▶ WHAT IS NEEDED
Transcribe the following data line for line, without changing anything.

▶ DATASET EXCERPTS

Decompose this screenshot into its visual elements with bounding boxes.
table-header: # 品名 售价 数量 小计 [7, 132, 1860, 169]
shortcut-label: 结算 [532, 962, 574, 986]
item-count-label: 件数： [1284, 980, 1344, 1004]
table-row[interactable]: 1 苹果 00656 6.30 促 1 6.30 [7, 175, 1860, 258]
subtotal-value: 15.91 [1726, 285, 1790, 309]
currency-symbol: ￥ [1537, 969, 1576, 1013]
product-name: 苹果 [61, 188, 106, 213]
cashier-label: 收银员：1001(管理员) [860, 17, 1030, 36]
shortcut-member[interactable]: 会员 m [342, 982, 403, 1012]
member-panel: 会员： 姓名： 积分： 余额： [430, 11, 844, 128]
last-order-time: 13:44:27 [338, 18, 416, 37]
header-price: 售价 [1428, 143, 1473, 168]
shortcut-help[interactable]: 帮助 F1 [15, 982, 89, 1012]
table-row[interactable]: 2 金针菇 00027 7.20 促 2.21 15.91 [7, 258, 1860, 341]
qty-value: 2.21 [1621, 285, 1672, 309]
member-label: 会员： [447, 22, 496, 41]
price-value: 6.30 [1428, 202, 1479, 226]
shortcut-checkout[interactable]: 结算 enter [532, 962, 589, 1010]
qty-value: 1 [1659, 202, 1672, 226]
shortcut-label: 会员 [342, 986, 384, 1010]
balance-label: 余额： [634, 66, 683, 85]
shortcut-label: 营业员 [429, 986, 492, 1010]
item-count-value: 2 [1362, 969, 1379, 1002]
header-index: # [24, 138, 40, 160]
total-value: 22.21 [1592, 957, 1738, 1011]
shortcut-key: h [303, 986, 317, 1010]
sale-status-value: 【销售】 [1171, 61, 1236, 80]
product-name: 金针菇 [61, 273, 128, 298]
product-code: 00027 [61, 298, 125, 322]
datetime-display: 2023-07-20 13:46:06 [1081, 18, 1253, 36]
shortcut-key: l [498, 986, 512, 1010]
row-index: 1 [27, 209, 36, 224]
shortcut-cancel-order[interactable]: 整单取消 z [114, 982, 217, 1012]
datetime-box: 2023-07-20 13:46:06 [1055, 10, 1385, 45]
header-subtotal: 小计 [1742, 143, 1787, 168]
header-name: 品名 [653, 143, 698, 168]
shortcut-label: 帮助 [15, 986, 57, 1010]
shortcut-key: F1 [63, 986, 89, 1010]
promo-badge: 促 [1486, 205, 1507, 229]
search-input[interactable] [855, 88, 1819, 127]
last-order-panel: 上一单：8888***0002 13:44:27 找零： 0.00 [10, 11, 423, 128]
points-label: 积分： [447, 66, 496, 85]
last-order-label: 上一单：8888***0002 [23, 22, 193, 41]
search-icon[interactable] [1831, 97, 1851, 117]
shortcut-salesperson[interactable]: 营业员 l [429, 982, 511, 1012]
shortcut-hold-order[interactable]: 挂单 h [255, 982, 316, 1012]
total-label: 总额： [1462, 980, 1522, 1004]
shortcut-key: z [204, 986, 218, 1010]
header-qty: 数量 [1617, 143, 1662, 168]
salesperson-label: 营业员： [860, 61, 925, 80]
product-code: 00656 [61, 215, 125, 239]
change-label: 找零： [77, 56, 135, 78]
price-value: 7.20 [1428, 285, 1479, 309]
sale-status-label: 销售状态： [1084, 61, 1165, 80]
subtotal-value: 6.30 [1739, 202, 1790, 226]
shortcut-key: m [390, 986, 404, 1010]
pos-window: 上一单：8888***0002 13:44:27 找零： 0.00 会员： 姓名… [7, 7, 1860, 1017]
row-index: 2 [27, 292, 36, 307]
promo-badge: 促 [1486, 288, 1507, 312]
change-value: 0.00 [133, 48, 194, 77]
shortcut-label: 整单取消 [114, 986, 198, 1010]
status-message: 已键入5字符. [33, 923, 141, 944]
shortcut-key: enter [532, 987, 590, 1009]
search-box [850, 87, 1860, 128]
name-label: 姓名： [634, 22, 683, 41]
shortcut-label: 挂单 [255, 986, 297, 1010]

▶ FINAL RESULT
Decompose this screenshot into its visual elements with bounding boxes.
table-header: # 品名 售价 数量 小计 [7, 132, 1860, 169]
shortcut-label: 结算 [532, 962, 574, 986]
item-count-label: 件数： [1284, 980, 1344, 1004]
table-row[interactable]: 1 苹果 00656 6.30 促 1 6.30 [7, 175, 1860, 258]
subtotal-value: 15.91 [1726, 285, 1790, 309]
currency-symbol: ￥ [1537, 969, 1576, 1013]
product-name: 苹果 [61, 188, 106, 213]
cashier-label: 收银员：1001(管理员) [860, 17, 1030, 36]
shortcut-member[interactable]: 会员 m [342, 982, 403, 1012]
member-panel: 会员： 姓名： 积分： 余额： [430, 11, 844, 128]
last-order-time: 13:44:27 [338, 18, 416, 37]
header-price: 售价 [1428, 143, 1473, 168]
shortcut-help[interactable]: 帮助 F1 [15, 982, 89, 1012]
table-row[interactable]: 2 金针菇 00027 7.20 促 2.21 15.91 [7, 258, 1860, 341]
qty-value: 2.21 [1621, 285, 1672, 309]
member-label: 会员： [447, 22, 496, 41]
price-value: 6.30 [1428, 202, 1479, 226]
shortcut-checkout[interactable]: 结算 enter [532, 962, 589, 1010]
qty-value: 1 [1659, 202, 1672, 226]
shortcut-label: 会员 [342, 986, 384, 1010]
balance-label: 余额： [634, 66, 683, 85]
shortcut-label: 营业员 [429, 986, 492, 1010]
item-count-value: 2 [1362, 969, 1379, 1002]
header-index: # [24, 138, 40, 160]
total-value: 22.21 [1592, 957, 1738, 1011]
shortcut-key: h [303, 986, 317, 1010]
sale-status-value: 【销售】 [1171, 61, 1236, 80]
product-name: 金针菇 [61, 273, 128, 298]
product-code: 00027 [61, 298, 125, 322]
datetime-display: 2023-07-20 13:46:06 [1081, 18, 1253, 36]
shortcut-key: l [498, 986, 512, 1010]
row-index: 1 [27, 209, 36, 224]
shortcut-cancel-order[interactable]: 整单取消 z [114, 982, 217, 1012]
datetime-box: 2023-07-20 13:46:06 [1055, 10, 1385, 45]
header-subtotal: 小计 [1742, 143, 1787, 168]
header-name: 品名 [653, 143, 698, 168]
shortcut-label: 帮助 [15, 986, 57, 1010]
shortcut-key: F1 [63, 986, 89, 1010]
promo-badge: 促 [1486, 205, 1507, 229]
search-input[interactable] [855, 88, 1819, 127]
last-order-panel: 上一单：8888***0002 13:44:27 找零： 0.00 [10, 11, 423, 128]
points-label: 积分： [447, 66, 496, 85]
last-order-label: 上一单：8888***0002 [23, 22, 193, 41]
search-icon[interactable] [1831, 97, 1851, 117]
shortcut-salesperson[interactable]: 营业员 l [429, 982, 511, 1012]
shortcut-hold-order[interactable]: 挂单 h [255, 982, 316, 1012]
total-label: 总额： [1462, 980, 1522, 1004]
shortcut-key: z [204, 986, 218, 1010]
header-qty: 数量 [1617, 143, 1662, 168]
salesperson-label: 营业员： [860, 61, 925, 80]
product-code: 00656 [61, 215, 125, 239]
change-label: 找零： [77, 56, 135, 78]
price-value: 7.20 [1428, 285, 1479, 309]
sale-status-label: 销售状态： [1084, 61, 1165, 80]
subtotal-value: 6.30 [1739, 202, 1790, 226]
shortcut-key: m [390, 986, 404, 1010]
pos-window: 上一单：8888***0002 13:44:27 找零： 0.00 会员： 姓名… [7, 7, 1860, 1017]
row-index: 2 [27, 292, 36, 307]
promo-badge: 促 [1486, 288, 1507, 312]
change-value: 0.00 [133, 48, 194, 77]
shortcut-label: 整单取消 [114, 986, 198, 1010]
status-message: 已键入5字符. [33, 923, 141, 944]
shortcut-key: enter [532, 987, 590, 1009]
search-box [850, 87, 1860, 128]
name-label: 姓名： [634, 22, 683, 41]
shortcut-label: 挂单 [255, 986, 297, 1010]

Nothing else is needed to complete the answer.